> _Directions for this task_
Copy every line of the records below verbatim, omitting the pictures.

** BEGIN Working data **

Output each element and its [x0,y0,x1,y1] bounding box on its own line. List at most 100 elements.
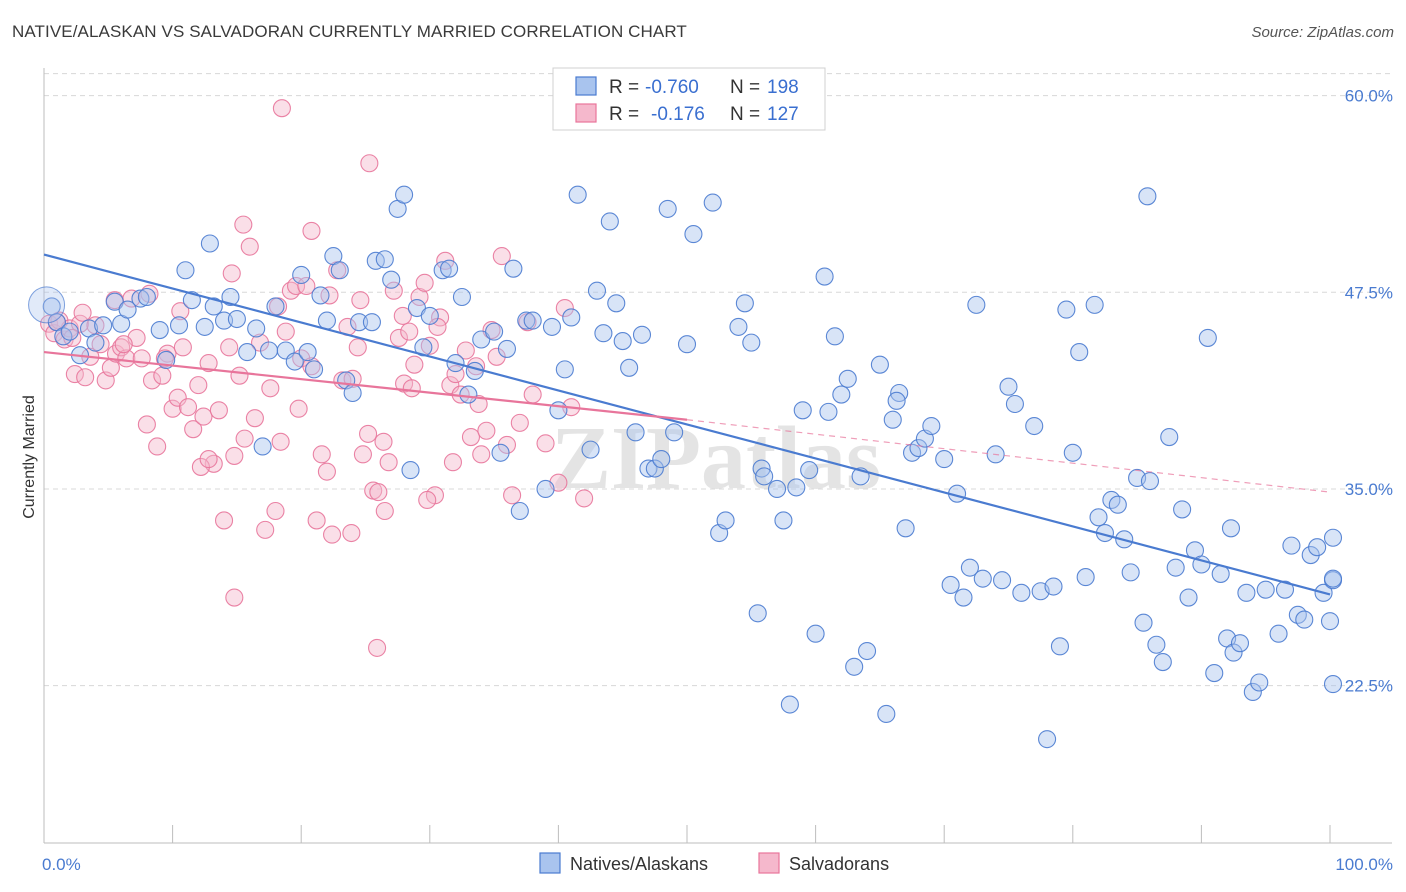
salvadorans-point-72 [410,287,429,307]
salvadorans-point-40 [245,409,264,428]
y-tick-label-1: 35.0% [1345,480,1393,499]
natives-point-58 [485,322,504,341]
salvadorans-point-27 [178,398,198,417]
salvadorans-point-99 [225,588,244,607]
trend-lines [43,253,1331,596]
natives-point-60 [497,339,517,358]
legend-n-label-0: N = [730,77,760,98]
salvadorans-point-0 [40,314,59,333]
salvadorans-point-74 [420,336,439,355]
natives-point-139 [1089,508,1108,527]
natives-point-133 [1038,730,1057,749]
salvadorans-point-45 [271,432,290,451]
salvadorans-point-50 [297,276,316,296]
salvadorans-point-22 [153,366,172,385]
salvadorans-point-30 [194,407,213,426]
natives-point-90 [729,317,748,336]
y-tick-label-3: 60.0% [1345,87,1393,106]
natives-point-77 [620,358,639,377]
salvadorans-point-64 [369,483,388,502]
natives-point-16 [176,261,195,280]
natives-point-183 [1085,295,1104,314]
salvadorans-point-124 [222,264,241,283]
natives-point-34 [311,286,330,305]
salvadorans-point-33 [209,401,228,420]
natives-point-137 [1070,343,1089,362]
salvadorans-point-100 [368,638,387,657]
salvadorans-point-96 [575,489,594,508]
natives-point-184 [1057,300,1076,319]
natives-point-172 [1308,538,1327,557]
legend-swatch-pink [575,103,597,123]
natives-point-11 [131,289,150,308]
natives-point-73 [594,324,613,343]
salvadorans-point-114 [555,298,574,318]
natives-point-86 [684,225,703,244]
legend-n-value-1: 127 [767,104,799,125]
natives-point-83 [658,199,677,218]
salvadorans-point-35 [220,338,239,357]
natives-point-134 [1044,577,1063,596]
chart-title: NATIVE/ALASKAN VS SALVADORAN CURRENTLY M… [12,22,687,41]
salvadorans-point-20 [142,371,162,390]
salvadorans-point-55 [323,525,342,544]
salvadorans-point-51 [302,357,321,376]
natives-point-135 [1050,637,1069,656]
natives-point-118 [922,416,941,436]
bottom-legend: Natives/Alaskans Salvadorans [539,852,889,874]
y-tick-label-2: 47.5% [1345,283,1393,302]
x-tick-labels: 0.0% 100.0% [42,855,1393,874]
natives-point-163 [1243,682,1262,701]
natives-point-59 [491,443,510,462]
natives-point-104 [825,327,844,346]
legend-n-label-1: N = [730,104,760,125]
natives-point-178 [1323,675,1343,694]
salvadorans-point-21 [148,437,167,456]
natives-point-7 [94,316,113,335]
natives-point-27 [259,341,279,360]
natives-point-105 [832,385,851,404]
natives-point-125 [973,569,992,588]
natives-point-165 [1256,580,1275,599]
salvadorans-point-67 [384,281,403,300]
natives-point-129 [1005,394,1024,414]
natives-point-168 [1282,536,1301,555]
natives-point-102 [806,624,825,643]
salvadorans-point-92 [523,385,542,404]
natives-point-37 [330,261,349,280]
natives-point-54 [452,287,472,307]
natives-point-81 [645,459,664,478]
natives-point-114 [896,519,915,538]
salvadorans-point-91 [510,413,529,432]
salvadorans-point-29 [189,376,208,395]
natives-point-80 [639,459,658,478]
salvadorans-point-60 [348,338,367,357]
natives-point-13 [150,320,169,340]
natives-point-44 [382,270,401,289]
natives-point-138 [1076,568,1095,587]
natives-alaskans-points [28,185,1343,749]
natives-point-55 [459,385,478,404]
salvadorans-point-43 [261,379,280,398]
salvadorans-point-26 [173,338,192,357]
natives-point-181 [1138,187,1157,206]
salvadorans-point-19 [137,415,156,434]
natives-point-46 [395,185,414,204]
natives-point-123 [960,558,979,577]
natives-point-179 [815,267,834,286]
bottom-legend-natives: Natives/Alaskans [570,854,708,874]
natives-point-98 [780,695,799,714]
natives-point-148 [1147,635,1166,654]
natives-point-65 [536,479,555,499]
salvadorans-point-65 [374,432,393,451]
natives-point-43 [375,250,394,269]
natives-point-101 [800,461,819,480]
natives-point-20 [204,297,223,316]
natives-trend-line [43,253,1331,596]
natives-point-182 [1221,519,1241,538]
natives-point-41 [362,313,381,332]
natives-point-42 [366,251,385,270]
natives-point-87 [703,193,722,212]
natives-point-47 [401,461,420,480]
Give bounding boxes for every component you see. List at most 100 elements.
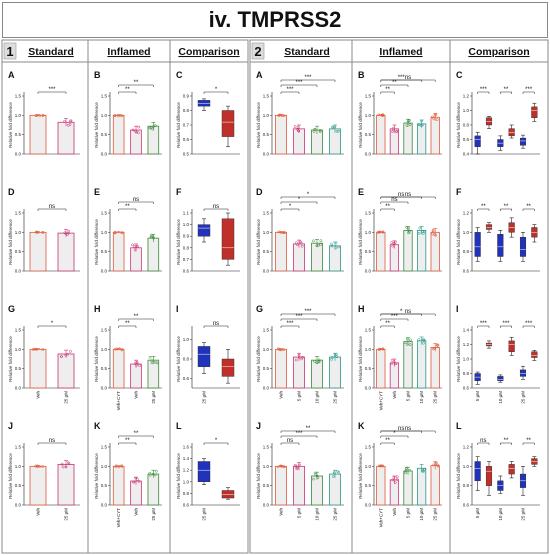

** END Working data **

> _Reply_
Output each element and its [x0,y0,x1,y1] bounding box on its own line. List at most 100 elements.
salvadorans-point-72 [410,287,429,307]
salvadorans-point-40 [245,409,264,428]
y-tick-label-1: 35.0% [1345,480,1393,499]
natives-point-58 [485,322,504,341]
salvadorans-point-27 [178,398,198,417]
salvadorans-point-99 [225,588,244,607]
trend-lines [43,253,1331,596]
natives-point-60 [497,339,517,358]
legend-n-label-0: N = [730,77,760,98]
salvadorans-point-0 [40,314,59,333]
salvadorans-point-74 [420,336,439,355]
natives-point-139 [1089,508,1108,527]
natives-point-133 [1038,730,1057,749]
salvadorans-point-45 [271,432,290,451]
salvadorans-point-50 [297,276,316,296]
salvadorans-point-22 [153,366,172,385]
salvadorans-point-30 [194,407,213,426]
natives-point-90 [729,317,748,336]
y-tick-label-3: 60.0% [1345,87,1393,106]
natives-point-77 [620,358,639,377]
salvadorans-point-64 [369,483,388,502]
natives-point-16 [176,261,195,280]
natives-point-183 [1085,295,1104,314]
salvadorans-point-124 [222,264,241,283]
natives-point-34 [311,286,330,305]
salvadorans-point-33 [209,401,228,420]
natives-point-137 [1070,343,1089,362]
salvadorans-point-100 [368,638,387,657]
salvadorans-point-96 [575,489,594,508]
natives-point-184 [1057,300,1076,319]
natives-point-172 [1308,538,1327,557]
legend-swatch-pink [575,103,597,123]
natives-point-11 [131,289,150,308]
natives-point-73 [594,324,613,343]
salvadorans-point-114 [555,298,574,318]
natives-point-86 [684,225,703,244]
legend-n-value-1: 127 [767,104,799,125]
natives-point-83 [658,199,677,218]
salvadorans-point-35 [220,338,239,357]
natives-point-134 [1044,577,1063,596]
chart-title: NATIVE/ALASKAN VS SALVADORAN CURRENTLY M… [12,22,687,41]
salvadorans-point-20 [142,371,162,390]
salvadorans-point-55 [323,525,342,544]
salvadorans-point-51 [302,357,321,376]
natives-point-135 [1050,637,1069,656]
natives-point-118 [922,416,941,436]
bottom-legend: Natives/Alaskans Salvadorans [539,852,889,874]
y-tick-label-2: 47.5% [1345,283,1393,302]
x-tick-labels: 0.0% 100.0% [42,855,1393,874]
natives-point-163 [1243,682,1262,701]
natives-point-59 [491,443,510,462]
natives-point-104 [825,327,844,346]
legend-n-label-1: N = [730,104,760,125]
natives-point-178 [1323,675,1343,694]
salvadorans-point-21 [148,437,167,456]
natives-point-7 [94,316,113,335]
natives-point-27 [259,341,279,360]
natives-point-105 [832,385,851,404]
natives-point-125 [973,569,992,588]
natives-point-165 [1256,580,1275,599]
salvadorans-point-67 [384,281,403,300]
natives-point-129 [1005,394,1024,414]
natives-point-168 [1282,536,1301,555]
natives-point-102 [806,624,825,643]
salvadorans-point-92 [523,385,542,404]
natives-point-37 [330,261,349,280]
natives-point-54 [452,287,472,307]
natives-point-81 [645,459,664,478]
natives-point-114 [896,519,915,538]
salvadorans-point-91 [510,413,529,432]
salvadorans-point-29 [189,376,208,395]
natives-point-80 [639,459,658,478]
salvadorans-point-60 [348,338,367,357]
natives-point-13 [150,320,169,340]
natives-point-44 [382,270,401,289]
natives-point-138 [1076,568,1095,587]
natives-alaskans-points [28,185,1343,749]
natives-point-55 [459,385,478,404]
salvadorans-point-43 [261,379,280,398]
salvadorans-point-26 [173,338,192,357]
natives-point-181 [1138,187,1157,206]
salvadorans-point-19 [137,415,156,434]
natives-point-46 [395,185,414,204]
natives-point-123 [960,558,979,577]
natives-point-179 [815,267,834,286]
bottom-legend-natives: Natives/Alaskans [570,854,708,874]
natives-point-98 [780,695,799,714]
natives-point-148 [1147,635,1166,654]
natives-point-65 [536,479,555,499]
salvadorans-point-65 [374,432,393,451]
natives-point-43 [375,250,394,269]
natives-point-101 [800,461,819,480]
natives-point-20 [204,297,223,316]
natives-trend-line [43,253,1331,596]
natives-point-182 [1221,519,1241,538]
natives-point-41 [362,313,381,332]
natives-point-42 [366,251,385,270]
natives-point-87 [703,193,722,212]
natives-point-47 [401,461,420,480]
Give bounding boxes for every component you see. List at most 100 elements.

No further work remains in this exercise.